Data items

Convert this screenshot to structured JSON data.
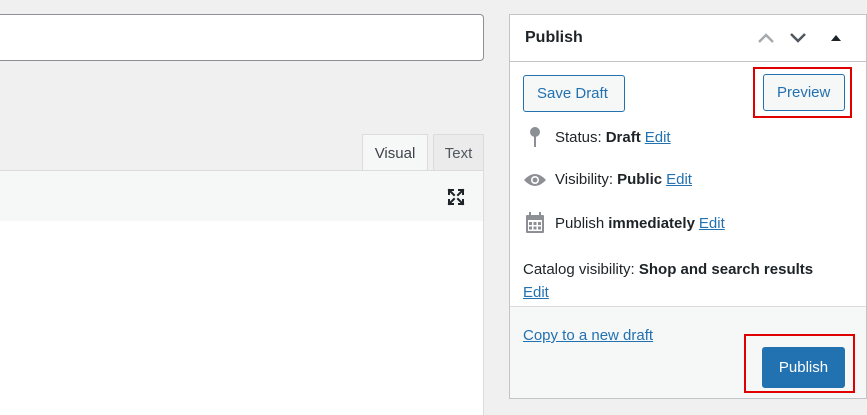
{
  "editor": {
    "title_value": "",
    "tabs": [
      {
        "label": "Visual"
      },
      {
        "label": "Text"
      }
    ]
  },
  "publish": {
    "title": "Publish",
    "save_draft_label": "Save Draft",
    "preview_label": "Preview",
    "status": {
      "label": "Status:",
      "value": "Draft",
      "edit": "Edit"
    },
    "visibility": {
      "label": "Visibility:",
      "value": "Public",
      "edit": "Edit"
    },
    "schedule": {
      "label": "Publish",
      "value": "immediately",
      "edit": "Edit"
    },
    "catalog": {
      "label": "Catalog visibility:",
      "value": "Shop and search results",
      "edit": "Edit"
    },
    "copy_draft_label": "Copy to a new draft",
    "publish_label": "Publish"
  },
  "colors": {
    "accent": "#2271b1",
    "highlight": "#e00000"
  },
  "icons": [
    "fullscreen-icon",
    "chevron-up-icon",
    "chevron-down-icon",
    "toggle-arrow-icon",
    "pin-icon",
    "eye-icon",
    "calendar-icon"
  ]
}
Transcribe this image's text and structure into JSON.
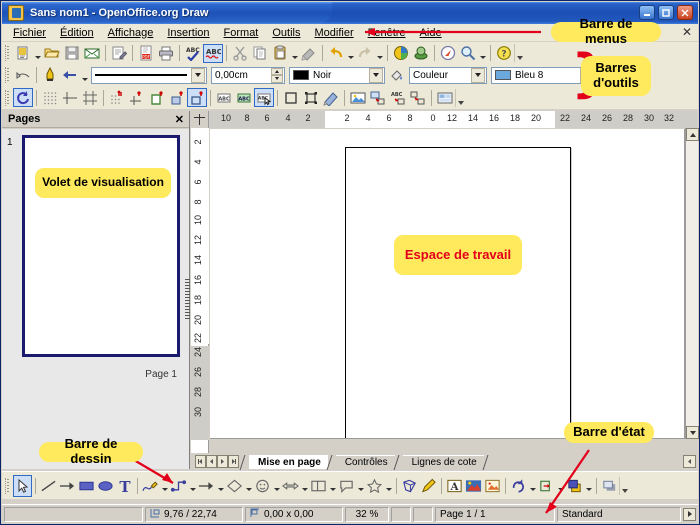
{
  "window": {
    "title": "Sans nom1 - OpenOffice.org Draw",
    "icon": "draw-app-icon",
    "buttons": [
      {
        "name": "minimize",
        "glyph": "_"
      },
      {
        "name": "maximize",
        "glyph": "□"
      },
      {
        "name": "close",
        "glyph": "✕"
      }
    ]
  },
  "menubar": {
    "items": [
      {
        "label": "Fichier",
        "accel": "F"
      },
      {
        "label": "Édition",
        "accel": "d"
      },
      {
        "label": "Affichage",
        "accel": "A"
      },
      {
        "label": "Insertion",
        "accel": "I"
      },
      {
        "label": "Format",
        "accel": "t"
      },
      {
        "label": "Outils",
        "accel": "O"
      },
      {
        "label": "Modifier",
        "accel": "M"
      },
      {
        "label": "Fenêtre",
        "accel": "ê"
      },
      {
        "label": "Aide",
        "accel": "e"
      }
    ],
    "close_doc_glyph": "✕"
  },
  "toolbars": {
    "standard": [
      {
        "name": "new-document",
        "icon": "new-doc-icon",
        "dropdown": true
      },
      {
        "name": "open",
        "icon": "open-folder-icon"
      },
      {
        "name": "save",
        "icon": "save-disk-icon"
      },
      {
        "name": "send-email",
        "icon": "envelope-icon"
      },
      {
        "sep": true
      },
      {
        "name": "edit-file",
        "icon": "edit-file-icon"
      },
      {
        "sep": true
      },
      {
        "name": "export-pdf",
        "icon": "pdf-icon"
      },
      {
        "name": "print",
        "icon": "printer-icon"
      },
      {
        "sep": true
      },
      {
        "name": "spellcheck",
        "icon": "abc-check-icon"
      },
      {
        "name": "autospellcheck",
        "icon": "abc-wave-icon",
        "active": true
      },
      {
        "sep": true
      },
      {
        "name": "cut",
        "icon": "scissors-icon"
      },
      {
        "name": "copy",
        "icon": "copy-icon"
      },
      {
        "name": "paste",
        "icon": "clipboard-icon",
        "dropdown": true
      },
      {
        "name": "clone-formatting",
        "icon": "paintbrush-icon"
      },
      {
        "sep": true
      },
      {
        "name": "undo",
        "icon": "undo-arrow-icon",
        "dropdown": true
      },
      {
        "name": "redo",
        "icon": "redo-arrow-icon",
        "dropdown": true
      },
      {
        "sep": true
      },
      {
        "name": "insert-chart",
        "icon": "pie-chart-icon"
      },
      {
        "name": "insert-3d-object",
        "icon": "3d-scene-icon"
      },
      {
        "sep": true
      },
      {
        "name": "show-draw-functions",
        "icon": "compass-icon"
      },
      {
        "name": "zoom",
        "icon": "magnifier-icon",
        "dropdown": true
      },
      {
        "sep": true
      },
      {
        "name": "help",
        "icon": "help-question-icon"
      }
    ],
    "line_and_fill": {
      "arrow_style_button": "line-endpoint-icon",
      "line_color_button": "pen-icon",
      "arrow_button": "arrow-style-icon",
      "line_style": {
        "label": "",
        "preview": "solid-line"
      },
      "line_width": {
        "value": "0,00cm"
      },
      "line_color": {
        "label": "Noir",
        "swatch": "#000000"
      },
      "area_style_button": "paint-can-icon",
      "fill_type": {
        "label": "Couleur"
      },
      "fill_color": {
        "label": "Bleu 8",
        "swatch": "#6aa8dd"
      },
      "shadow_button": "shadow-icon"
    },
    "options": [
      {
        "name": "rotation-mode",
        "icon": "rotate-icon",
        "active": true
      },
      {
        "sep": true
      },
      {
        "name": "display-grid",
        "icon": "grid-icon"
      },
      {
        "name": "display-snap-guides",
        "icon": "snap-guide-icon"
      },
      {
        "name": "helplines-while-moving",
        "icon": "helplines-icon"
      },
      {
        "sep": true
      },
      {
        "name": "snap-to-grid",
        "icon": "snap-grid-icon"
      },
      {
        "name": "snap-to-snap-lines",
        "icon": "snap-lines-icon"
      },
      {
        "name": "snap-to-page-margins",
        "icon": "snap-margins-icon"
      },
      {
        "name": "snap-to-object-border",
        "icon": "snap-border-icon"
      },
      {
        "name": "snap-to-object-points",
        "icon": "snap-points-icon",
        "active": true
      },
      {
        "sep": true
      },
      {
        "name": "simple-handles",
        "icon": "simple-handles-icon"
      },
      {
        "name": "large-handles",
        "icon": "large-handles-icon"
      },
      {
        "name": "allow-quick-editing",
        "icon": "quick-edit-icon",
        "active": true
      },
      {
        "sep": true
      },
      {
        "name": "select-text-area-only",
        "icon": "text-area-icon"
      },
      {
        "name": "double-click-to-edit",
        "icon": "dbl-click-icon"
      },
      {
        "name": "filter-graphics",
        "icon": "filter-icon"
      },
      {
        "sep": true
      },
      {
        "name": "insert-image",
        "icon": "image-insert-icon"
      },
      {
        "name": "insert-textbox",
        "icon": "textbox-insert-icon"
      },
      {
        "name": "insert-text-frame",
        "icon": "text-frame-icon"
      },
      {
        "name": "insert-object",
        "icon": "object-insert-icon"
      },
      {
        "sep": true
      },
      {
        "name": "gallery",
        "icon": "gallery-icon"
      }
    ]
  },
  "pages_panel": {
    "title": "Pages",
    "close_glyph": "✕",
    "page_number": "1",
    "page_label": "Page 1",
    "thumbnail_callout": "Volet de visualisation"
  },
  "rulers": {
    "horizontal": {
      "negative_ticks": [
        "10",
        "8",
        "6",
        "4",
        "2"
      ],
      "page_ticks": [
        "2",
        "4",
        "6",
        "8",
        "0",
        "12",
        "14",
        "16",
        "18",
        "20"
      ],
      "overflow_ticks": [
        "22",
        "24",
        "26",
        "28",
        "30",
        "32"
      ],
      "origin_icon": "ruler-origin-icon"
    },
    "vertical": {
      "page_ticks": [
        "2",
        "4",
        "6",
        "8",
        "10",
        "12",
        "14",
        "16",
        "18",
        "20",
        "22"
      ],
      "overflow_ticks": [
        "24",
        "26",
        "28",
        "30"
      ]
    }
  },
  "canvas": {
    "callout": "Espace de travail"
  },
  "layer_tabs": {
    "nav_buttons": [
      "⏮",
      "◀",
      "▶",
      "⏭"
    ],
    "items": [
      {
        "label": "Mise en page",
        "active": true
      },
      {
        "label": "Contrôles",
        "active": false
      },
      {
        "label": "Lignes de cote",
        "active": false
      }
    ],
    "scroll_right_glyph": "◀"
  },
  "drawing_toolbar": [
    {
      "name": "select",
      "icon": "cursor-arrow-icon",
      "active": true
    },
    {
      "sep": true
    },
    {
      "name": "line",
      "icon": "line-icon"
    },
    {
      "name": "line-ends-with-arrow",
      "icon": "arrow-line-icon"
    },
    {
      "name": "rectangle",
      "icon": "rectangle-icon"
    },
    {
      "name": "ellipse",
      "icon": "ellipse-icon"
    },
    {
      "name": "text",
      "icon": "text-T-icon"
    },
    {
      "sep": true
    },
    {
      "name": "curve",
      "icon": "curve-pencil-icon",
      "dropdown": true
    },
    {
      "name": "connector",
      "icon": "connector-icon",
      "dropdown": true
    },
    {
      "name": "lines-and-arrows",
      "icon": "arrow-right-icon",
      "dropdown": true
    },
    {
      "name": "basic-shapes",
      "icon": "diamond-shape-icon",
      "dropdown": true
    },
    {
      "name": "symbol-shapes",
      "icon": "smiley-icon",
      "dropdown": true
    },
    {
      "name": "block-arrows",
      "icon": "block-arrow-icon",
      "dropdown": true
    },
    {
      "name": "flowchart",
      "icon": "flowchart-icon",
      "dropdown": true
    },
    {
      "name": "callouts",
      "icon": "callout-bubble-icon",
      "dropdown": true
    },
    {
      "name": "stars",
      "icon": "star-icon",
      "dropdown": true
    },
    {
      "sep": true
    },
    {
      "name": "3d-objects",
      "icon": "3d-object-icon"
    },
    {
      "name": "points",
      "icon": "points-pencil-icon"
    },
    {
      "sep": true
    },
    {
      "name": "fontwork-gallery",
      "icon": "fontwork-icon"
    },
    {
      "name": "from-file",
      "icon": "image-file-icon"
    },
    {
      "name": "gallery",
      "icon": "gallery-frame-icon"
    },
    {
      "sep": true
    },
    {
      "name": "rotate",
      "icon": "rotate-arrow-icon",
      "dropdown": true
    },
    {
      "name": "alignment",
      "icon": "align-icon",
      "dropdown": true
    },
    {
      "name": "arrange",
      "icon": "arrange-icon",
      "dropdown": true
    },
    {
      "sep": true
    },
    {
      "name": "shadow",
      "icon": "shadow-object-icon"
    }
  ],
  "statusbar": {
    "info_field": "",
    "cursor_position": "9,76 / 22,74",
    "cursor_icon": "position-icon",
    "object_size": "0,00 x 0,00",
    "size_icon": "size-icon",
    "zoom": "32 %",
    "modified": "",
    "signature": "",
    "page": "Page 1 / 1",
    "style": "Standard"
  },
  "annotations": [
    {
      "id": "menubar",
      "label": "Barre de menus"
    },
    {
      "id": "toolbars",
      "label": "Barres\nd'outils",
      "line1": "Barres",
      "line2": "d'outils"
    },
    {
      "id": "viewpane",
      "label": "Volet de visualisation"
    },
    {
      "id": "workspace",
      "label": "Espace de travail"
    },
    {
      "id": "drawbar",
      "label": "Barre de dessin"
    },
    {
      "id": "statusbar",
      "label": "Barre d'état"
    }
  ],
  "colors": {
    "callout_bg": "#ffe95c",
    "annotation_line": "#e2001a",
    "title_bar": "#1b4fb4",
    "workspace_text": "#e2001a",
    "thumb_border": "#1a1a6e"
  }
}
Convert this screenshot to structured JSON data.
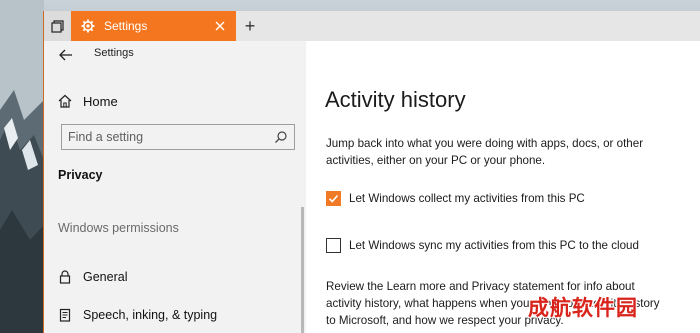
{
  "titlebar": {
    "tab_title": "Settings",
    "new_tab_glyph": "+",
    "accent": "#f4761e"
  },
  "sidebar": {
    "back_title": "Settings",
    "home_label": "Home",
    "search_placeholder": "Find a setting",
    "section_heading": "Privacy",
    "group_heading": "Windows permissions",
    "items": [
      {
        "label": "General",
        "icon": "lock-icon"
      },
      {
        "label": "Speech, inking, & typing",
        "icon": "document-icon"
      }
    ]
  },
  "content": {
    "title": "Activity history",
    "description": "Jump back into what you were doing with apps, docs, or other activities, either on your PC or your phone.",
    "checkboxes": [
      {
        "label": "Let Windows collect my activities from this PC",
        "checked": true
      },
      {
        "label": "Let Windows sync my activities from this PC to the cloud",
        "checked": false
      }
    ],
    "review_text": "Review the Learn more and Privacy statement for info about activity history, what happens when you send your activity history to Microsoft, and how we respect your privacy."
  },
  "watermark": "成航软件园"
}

TASK PROMPT
Look through the entries and return every line where "history" appears.

RESULT OF THIS TASK
    "title": "Activity history",
    "review_text": "Review the Learn more and Privacy statement for info about activity history, what happens when you send your activity history to Microsoft, and how we respect your privacy."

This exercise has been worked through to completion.